• TASK TO COMPLETE
Return each line holding the string "content".
"""
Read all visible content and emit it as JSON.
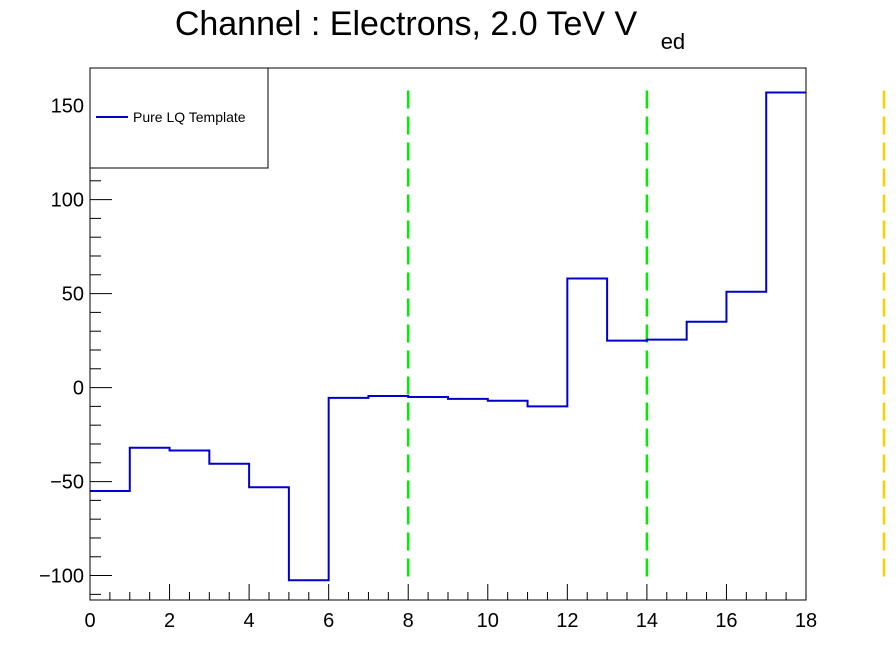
{
  "chart_data": {
    "type": "line",
    "title": "Channel : Electrons, 2.0 TeV V",
    "title_subscript": "ed",
    "xlabel": "",
    "ylabel": "",
    "xlim": [
      0,
      18
    ],
    "ylim": [
      -113,
      170
    ],
    "x_ticks": [
      0,
      2,
      4,
      6,
      8,
      10,
      12,
      14,
      16,
      18
    ],
    "y_ticks": [
      -100,
      -50,
      0,
      50,
      100,
      150
    ],
    "y_tick_labels": [
      "−100",
      "−50",
      "0",
      "50",
      "100",
      "150"
    ],
    "grid": false,
    "legend_position": "top-left",
    "bin_edges": [
      0,
      1,
      2,
      3,
      4,
      5,
      6,
      7,
      8,
      9,
      10,
      11,
      12,
      13,
      14,
      15,
      16,
      17,
      18
    ],
    "series": [
      {
        "name": "Pure LQ Template",
        "color": "#0000cc",
        "style": "step",
        "values": [
          -55,
          -32,
          -33.5,
          -40.5,
          -53,
          -102.5,
          -5.5,
          -4.5,
          -5,
          -6,
          -7,
          -10,
          58,
          25,
          25.5,
          35,
          51,
          157
        ]
      }
    ],
    "vertical_lines": [
      {
        "x": 8,
        "color": "#00ee00",
        "style": "dashed",
        "y_range": [
          -102,
          158
        ]
      },
      {
        "x": 14,
        "color": "#00ee00",
        "style": "dashed",
        "y_range": [
          -102,
          158
        ]
      },
      {
        "x": 20,
        "color": "#ffcc00",
        "style": "dashed",
        "y_range": [
          -102,
          158
        ]
      }
    ]
  }
}
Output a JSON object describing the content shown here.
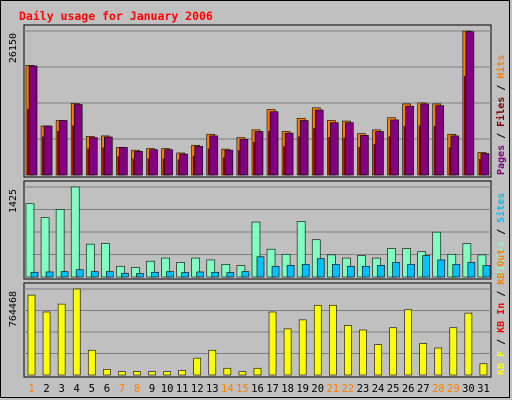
{
  "chart_data": {
    "type": "bar",
    "title": "Daily usage for January 2006",
    "categories": [
      "1",
      "2",
      "3",
      "4",
      "5",
      "6",
      "7",
      "8",
      "9",
      "10",
      "11",
      "12",
      "13",
      "14",
      "15",
      "16",
      "17",
      "18",
      "19",
      "20",
      "21",
      "22",
      "23",
      "24",
      "25",
      "26",
      "27",
      "28",
      "29",
      "30",
      "31"
    ],
    "weekend_days": [
      "1",
      "7",
      "8",
      "14",
      "15",
      "21",
      "22",
      "28",
      "29"
    ],
    "grid": true,
    "panels": [
      {
        "id": "pages-files-hits",
        "ymax_label": "26150",
        "ylim": [
          0,
          26150
        ],
        "legend": [
          {
            "label": "Pages",
            "color": "#800080"
          },
          {
            "label": "Files",
            "color": "#800000"
          },
          {
            "label": "Hits",
            "color": "#ff8000"
          }
        ],
        "series": [
          {
            "name": "Hits",
            "color": "#ff8000",
            "values": [
              19900,
              8900,
              9900,
              13000,
              7000,
              7100,
              5000,
              4500,
              4800,
              4800,
              4000,
              5400,
              7400,
              4700,
              6800,
              8200,
              11900,
              7900,
              10300,
              12200,
              9900,
              9800,
              7500,
              8200,
              10400,
              12900,
              13100,
              12900,
              7400,
              26150,
              4100
            ]
          },
          {
            "name": "Files",
            "color": "#800000",
            "values": [
              12000,
              7000,
              8000,
              9000,
              4800,
              5000,
              3400,
              3000,
              3000,
              3000,
              2800,
              3500,
              4800,
              3200,
              4500,
              6000,
              8000,
              5200,
              7000,
              8500,
              6900,
              6800,
              5100,
              5600,
              7000,
              8900,
              9000,
              8900,
              5000,
              18000,
              2900
            ]
          },
          {
            "name": "Pages",
            "color": "#800080",
            "values": [
              19800,
              8900,
              9900,
              12800,
              6800,
              6900,
              5000,
              4300,
              4600,
              4600,
              3800,
              5200,
              7100,
              4500,
              6500,
              7900,
              11500,
              7600,
              9900,
              11800,
              9500,
              9500,
              7200,
              7900,
              10000,
              12500,
              12900,
              12600,
              7100,
              26000,
              3900
            ]
          }
        ]
      },
      {
        "id": "visits-sites",
        "ymax_label": "1425",
        "ylim": [
          0,
          1425
        ],
        "legend": [
          {
            "label": "Visits",
            "color": "#80ffc0"
          },
          {
            "label": "Sites",
            "color": "#00c0ff"
          }
        ],
        "series": [
          {
            "name": "Visits",
            "color": "#80ffc0",
            "values": [
              1160,
              940,
              1070,
              1425,
              520,
              530,
              170,
              150,
              250,
              300,
              230,
              300,
              270,
              200,
              180,
              870,
              440,
              360,
              880,
              590,
              350,
              300,
              340,
              300,
              450,
              450,
              400,
              710,
              360,
              530,
              350
            ]
          },
          {
            "name": "Sites",
            "color": "#00c0ff",
            "values": [
              75,
              80,
              85,
              115,
              85,
              85,
              60,
              55,
              75,
              85,
              70,
              80,
              75,
              70,
              85,
              320,
              170,
              185,
              200,
              290,
              200,
              170,
              170,
              185,
              230,
              200,
              340,
              270,
              200,
              230,
              180
            ]
          }
        ]
      },
      {
        "id": "kbytes",
        "ymax_label": "764468",
        "ylim": [
          0,
          764468
        ],
        "legend": [
          {
            "label": "KB F",
            "color": "#ffff00"
          },
          {
            "label": "KB In",
            "color": "#ff0000"
          },
          {
            "label": "KB Out",
            "color": "#ff8000"
          }
        ],
        "series": [
          {
            "name": "KB F",
            "color": "#ffff00",
            "values": [
              710000,
              560000,
              630000,
              764468,
              220000,
              50000,
              30000,
              30000,
              30000,
              30000,
              40000,
              150000,
              220000,
              60000,
              30000,
              60000,
              560000,
              410000,
              490000,
              620000,
              620000,
              440000,
              400000,
              270000,
              420000,
              580000,
              280000,
              240000,
              420000,
              550000,
              100000
            ]
          }
        ]
      }
    ]
  }
}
"""
• RESPONSE BELOW
Read all visible content and emit it as JSON.
Output a JSON object describing the content shown here.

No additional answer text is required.